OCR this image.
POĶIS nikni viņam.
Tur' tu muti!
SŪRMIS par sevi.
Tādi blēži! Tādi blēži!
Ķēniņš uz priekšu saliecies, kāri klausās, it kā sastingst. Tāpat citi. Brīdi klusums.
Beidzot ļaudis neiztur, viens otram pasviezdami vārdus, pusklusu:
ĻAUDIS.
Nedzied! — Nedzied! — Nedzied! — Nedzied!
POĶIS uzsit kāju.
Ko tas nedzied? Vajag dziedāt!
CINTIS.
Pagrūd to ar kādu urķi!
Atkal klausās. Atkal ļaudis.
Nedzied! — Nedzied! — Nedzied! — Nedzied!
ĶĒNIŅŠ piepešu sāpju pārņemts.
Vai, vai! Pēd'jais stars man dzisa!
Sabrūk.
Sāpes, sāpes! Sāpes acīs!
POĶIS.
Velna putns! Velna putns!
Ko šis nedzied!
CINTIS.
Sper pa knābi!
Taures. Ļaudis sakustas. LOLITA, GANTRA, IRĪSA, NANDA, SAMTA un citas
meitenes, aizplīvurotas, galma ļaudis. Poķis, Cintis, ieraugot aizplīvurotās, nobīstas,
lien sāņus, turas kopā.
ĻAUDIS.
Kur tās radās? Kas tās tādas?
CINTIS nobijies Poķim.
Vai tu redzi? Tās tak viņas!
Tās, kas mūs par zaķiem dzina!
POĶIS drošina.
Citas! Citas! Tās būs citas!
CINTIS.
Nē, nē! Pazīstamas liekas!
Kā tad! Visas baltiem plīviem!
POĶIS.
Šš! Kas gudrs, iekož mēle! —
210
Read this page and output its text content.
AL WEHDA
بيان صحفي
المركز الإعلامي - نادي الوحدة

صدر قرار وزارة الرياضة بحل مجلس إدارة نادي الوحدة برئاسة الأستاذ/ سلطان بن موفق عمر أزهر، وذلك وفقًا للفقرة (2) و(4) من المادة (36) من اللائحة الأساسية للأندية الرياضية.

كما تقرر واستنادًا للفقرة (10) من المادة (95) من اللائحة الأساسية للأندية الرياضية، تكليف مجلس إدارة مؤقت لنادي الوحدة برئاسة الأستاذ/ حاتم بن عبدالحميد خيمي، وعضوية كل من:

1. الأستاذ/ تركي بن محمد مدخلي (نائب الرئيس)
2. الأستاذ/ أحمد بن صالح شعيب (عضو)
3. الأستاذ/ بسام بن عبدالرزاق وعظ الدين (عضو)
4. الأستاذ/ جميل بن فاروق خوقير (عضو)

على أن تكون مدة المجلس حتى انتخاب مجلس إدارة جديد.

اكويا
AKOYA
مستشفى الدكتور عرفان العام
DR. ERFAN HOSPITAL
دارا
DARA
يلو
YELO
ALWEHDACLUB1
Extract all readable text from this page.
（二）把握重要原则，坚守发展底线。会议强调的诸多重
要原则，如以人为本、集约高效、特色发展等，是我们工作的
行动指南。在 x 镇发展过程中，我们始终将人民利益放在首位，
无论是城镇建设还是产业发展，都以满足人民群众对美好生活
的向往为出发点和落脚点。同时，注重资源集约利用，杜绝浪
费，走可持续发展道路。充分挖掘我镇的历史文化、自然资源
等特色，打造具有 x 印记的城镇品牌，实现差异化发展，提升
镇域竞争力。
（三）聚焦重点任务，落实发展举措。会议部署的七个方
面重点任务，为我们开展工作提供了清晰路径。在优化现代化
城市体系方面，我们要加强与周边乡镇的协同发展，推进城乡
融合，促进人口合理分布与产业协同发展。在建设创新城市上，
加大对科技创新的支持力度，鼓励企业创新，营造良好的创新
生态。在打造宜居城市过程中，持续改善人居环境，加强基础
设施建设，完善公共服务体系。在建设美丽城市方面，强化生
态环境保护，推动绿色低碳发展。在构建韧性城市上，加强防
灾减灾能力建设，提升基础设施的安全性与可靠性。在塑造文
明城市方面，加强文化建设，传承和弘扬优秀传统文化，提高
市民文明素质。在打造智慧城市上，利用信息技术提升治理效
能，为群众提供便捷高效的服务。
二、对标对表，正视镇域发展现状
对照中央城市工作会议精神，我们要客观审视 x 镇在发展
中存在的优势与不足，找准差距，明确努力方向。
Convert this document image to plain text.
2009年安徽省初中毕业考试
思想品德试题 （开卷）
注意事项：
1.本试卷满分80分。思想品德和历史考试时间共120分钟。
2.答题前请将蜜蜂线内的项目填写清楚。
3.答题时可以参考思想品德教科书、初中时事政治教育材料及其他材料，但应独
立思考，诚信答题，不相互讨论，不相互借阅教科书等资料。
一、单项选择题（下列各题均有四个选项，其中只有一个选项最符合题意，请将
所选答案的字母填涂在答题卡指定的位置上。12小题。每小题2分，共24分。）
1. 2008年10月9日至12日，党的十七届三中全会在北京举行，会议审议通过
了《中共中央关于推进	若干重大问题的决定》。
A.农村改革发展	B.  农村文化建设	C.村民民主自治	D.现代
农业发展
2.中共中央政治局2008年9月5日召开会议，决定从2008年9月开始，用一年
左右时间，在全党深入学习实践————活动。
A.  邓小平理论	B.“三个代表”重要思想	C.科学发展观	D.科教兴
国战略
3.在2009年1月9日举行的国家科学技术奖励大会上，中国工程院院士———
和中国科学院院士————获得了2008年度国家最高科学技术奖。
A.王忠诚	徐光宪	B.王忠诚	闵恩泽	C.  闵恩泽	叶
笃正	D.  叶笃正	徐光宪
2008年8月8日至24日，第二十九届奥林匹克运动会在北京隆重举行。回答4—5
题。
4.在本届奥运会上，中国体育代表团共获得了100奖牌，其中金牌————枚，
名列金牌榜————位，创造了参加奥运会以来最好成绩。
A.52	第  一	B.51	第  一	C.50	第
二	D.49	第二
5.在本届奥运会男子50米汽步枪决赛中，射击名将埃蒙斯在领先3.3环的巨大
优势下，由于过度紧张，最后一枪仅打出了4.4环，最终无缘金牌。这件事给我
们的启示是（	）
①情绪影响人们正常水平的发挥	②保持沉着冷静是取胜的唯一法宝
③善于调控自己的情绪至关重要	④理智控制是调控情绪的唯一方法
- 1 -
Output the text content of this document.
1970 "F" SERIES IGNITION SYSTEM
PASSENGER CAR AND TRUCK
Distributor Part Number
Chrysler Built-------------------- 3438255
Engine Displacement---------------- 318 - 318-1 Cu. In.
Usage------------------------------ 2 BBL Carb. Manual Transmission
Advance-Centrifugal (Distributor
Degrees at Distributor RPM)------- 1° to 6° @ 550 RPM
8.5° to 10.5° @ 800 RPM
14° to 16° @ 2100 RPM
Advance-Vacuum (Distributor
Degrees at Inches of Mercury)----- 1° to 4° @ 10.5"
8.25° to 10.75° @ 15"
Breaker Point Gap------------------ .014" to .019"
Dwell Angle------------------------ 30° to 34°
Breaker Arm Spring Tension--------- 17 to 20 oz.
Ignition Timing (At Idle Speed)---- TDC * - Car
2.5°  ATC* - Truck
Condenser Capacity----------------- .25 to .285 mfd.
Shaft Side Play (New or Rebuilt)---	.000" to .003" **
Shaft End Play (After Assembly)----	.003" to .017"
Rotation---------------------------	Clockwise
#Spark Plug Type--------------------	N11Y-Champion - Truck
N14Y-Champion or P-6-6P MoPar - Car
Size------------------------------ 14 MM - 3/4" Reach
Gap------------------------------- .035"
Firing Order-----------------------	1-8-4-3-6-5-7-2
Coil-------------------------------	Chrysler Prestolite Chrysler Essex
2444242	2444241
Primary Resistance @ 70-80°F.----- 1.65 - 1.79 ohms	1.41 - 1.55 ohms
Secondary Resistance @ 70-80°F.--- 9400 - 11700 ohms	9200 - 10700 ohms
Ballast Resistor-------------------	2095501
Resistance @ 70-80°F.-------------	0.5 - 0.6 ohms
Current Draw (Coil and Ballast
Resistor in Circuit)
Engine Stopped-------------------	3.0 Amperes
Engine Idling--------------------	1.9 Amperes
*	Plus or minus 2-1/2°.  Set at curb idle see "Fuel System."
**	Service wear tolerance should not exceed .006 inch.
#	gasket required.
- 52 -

____

**Short task:** Report every line containing the word "image" from the listing above.

**Correct answer:**
OCR this image.
Convert this document image to plain text.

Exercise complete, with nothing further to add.